>> BEGIN
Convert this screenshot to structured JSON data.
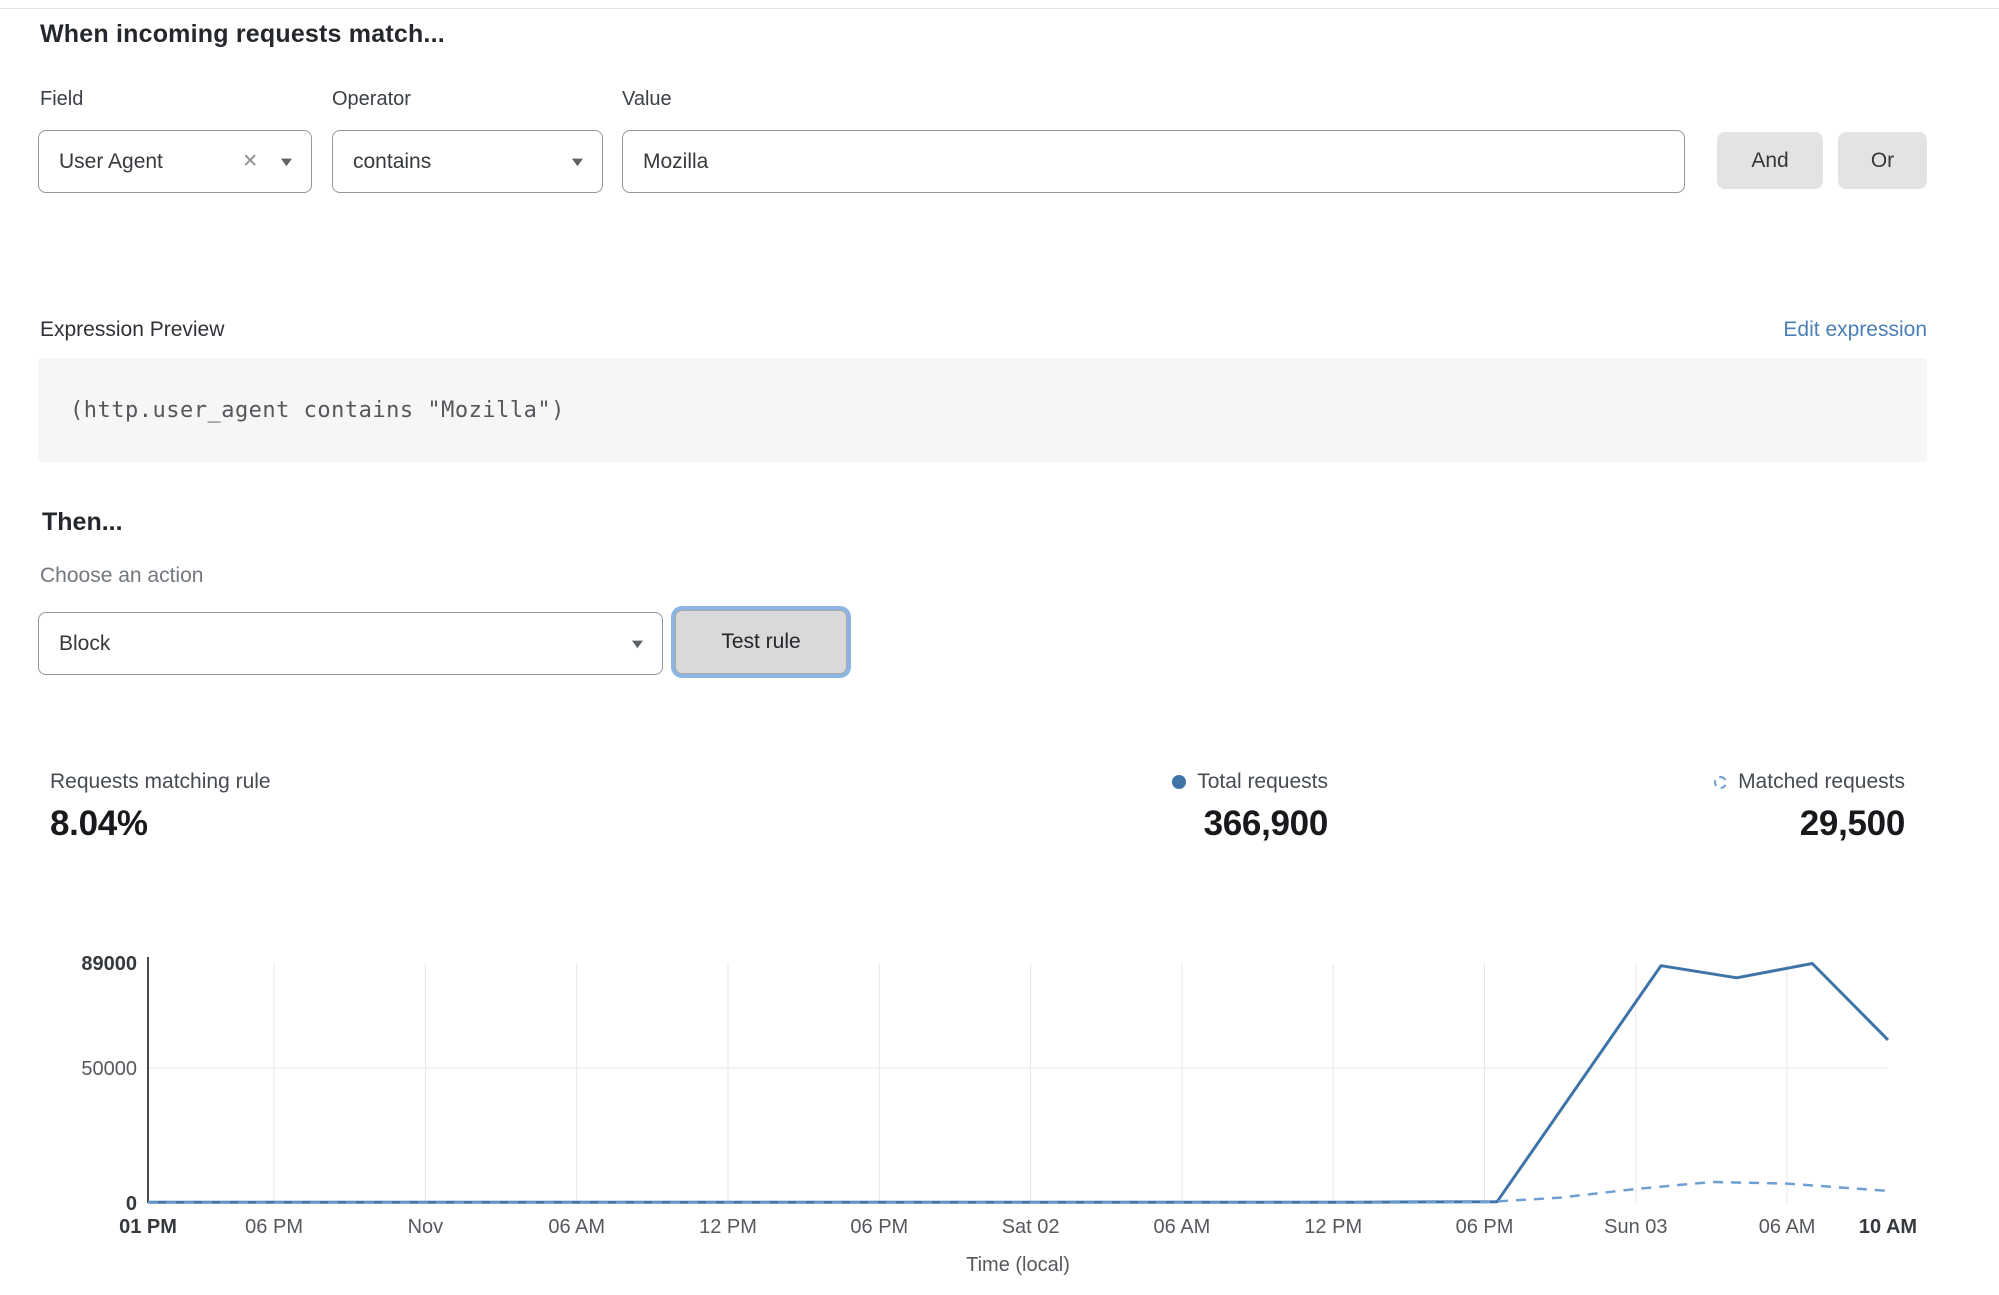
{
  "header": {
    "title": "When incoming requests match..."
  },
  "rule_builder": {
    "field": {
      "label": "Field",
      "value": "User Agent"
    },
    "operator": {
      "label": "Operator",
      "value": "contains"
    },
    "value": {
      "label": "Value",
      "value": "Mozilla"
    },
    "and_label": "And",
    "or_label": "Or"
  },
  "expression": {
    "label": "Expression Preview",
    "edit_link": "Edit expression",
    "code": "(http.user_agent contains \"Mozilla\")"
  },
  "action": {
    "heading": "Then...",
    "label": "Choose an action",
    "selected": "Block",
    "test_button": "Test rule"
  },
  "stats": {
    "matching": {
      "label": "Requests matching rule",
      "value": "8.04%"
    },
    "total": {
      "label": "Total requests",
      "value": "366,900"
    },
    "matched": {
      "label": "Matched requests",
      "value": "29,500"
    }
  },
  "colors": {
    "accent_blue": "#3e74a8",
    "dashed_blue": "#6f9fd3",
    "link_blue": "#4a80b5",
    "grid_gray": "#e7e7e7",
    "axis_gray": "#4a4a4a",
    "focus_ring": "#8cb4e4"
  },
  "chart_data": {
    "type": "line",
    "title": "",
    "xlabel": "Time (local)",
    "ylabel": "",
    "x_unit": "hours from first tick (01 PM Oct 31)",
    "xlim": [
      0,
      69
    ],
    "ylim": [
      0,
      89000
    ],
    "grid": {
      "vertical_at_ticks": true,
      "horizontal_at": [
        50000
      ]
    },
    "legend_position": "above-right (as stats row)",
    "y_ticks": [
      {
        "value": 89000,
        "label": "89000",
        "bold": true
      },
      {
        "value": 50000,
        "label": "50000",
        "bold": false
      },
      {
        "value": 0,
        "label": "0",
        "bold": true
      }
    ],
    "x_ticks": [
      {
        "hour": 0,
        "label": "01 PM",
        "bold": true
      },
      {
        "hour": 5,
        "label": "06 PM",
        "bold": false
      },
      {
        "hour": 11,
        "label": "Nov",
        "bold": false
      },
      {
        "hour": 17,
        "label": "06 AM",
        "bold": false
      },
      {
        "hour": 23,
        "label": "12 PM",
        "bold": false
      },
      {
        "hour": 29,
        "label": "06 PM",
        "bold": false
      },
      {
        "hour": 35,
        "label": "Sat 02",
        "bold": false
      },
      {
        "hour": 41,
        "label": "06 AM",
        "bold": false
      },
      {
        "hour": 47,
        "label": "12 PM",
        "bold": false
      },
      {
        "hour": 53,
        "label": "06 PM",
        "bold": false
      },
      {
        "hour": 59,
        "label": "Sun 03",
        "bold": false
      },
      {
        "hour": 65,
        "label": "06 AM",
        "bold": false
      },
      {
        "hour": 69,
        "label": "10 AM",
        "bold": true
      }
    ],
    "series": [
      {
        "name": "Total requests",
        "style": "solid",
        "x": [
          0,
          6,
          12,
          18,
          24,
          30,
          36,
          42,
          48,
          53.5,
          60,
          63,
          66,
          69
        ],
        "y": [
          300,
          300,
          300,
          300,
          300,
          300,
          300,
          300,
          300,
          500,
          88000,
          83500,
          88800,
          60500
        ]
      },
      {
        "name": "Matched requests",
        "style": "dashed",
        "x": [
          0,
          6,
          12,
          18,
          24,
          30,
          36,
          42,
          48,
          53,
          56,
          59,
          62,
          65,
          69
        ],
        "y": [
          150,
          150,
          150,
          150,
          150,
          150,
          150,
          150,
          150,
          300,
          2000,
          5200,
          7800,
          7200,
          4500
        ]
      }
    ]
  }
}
>> END
**WHAT IS ASKED**. Copy every line of the data word for word, omitting the images.

**SOLVED PROBLEM**.
Convert this screenshot to structured JSON data.
{
  "header": {
    "title": "When incoming requests match..."
  },
  "rule_builder": {
    "field": {
      "label": "Field",
      "value": "User Agent"
    },
    "operator": {
      "label": "Operator",
      "value": "contains"
    },
    "value": {
      "label": "Value",
      "value": "Mozilla"
    },
    "and_label": "And",
    "or_label": "Or"
  },
  "expression": {
    "label": "Expression Preview",
    "edit_link": "Edit expression",
    "code": "(http.user_agent contains \"Mozilla\")"
  },
  "action": {
    "heading": "Then...",
    "label": "Choose an action",
    "selected": "Block",
    "test_button": "Test rule"
  },
  "stats": {
    "matching": {
      "label": "Requests matching rule",
      "value": "8.04%"
    },
    "total": {
      "label": "Total requests",
      "value": "366,900"
    },
    "matched": {
      "label": "Matched requests",
      "value": "29,500"
    }
  },
  "colors": {
    "accent_blue": "#3e74a8",
    "dashed_blue": "#6f9fd3",
    "link_blue": "#4a80b5",
    "grid_gray": "#e7e7e7",
    "axis_gray": "#4a4a4a",
    "focus_ring": "#8cb4e4"
  },
  "chart_data": {
    "type": "line",
    "title": "",
    "xlabel": "Time (local)",
    "ylabel": "",
    "x_unit": "hours from first tick (01 PM Oct 31)",
    "xlim": [
      0,
      69
    ],
    "ylim": [
      0,
      89000
    ],
    "grid": {
      "vertical_at_ticks": true,
      "horizontal_at": [
        50000
      ]
    },
    "legend_position": "above-right (as stats row)",
    "y_ticks": [
      {
        "value": 89000,
        "label": "89000",
        "bold": true
      },
      {
        "value": 50000,
        "label": "50000",
        "bold": false
      },
      {
        "value": 0,
        "label": "0",
        "bold": true
      }
    ],
    "x_ticks": [
      {
        "hour": 0,
        "label": "01 PM",
        "bold": true
      },
      {
        "hour": 5,
        "label": "06 PM",
        "bold": false
      },
      {
        "hour": 11,
        "label": "Nov",
        "bold": false
      },
      {
        "hour": 17,
        "label": "06 AM",
        "bold": false
      },
      {
        "hour": 23,
        "label": "12 PM",
        "bold": false
      },
      {
        "hour": 29,
        "label": "06 PM",
        "bold": false
      },
      {
        "hour": 35,
        "label": "Sat 02",
        "bold": false
      },
      {
        "hour": 41,
        "label": "06 AM",
        "bold": false
      },
      {
        "hour": 47,
        "label": "12 PM",
        "bold": false
      },
      {
        "hour": 53,
        "label": "06 PM",
        "bold": false
      },
      {
        "hour": 59,
        "label": "Sun 03",
        "bold": false
      },
      {
        "hour": 65,
        "label": "06 AM",
        "bold": false
      },
      {
        "hour": 69,
        "label": "10 AM",
        "bold": true
      }
    ],
    "series": [
      {
        "name": "Total requests",
        "style": "solid",
        "x": [
          0,
          6,
          12,
          18,
          24,
          30,
          36,
          42,
          48,
          53.5,
          60,
          63,
          66,
          69
        ],
        "y": [
          300,
          300,
          300,
          300,
          300,
          300,
          300,
          300,
          300,
          500,
          88000,
          83500,
          88800,
          60500
        ]
      },
      {
        "name": "Matched requests",
        "style": "dashed",
        "x": [
          0,
          6,
          12,
          18,
          24,
          30,
          36,
          42,
          48,
          53,
          56,
          59,
          62,
          65,
          69
        ],
        "y": [
          150,
          150,
          150,
          150,
          150,
          150,
          150,
          150,
          150,
          300,
          2000,
          5200,
          7800,
          7200,
          4500
        ]
      }
    ]
  }
}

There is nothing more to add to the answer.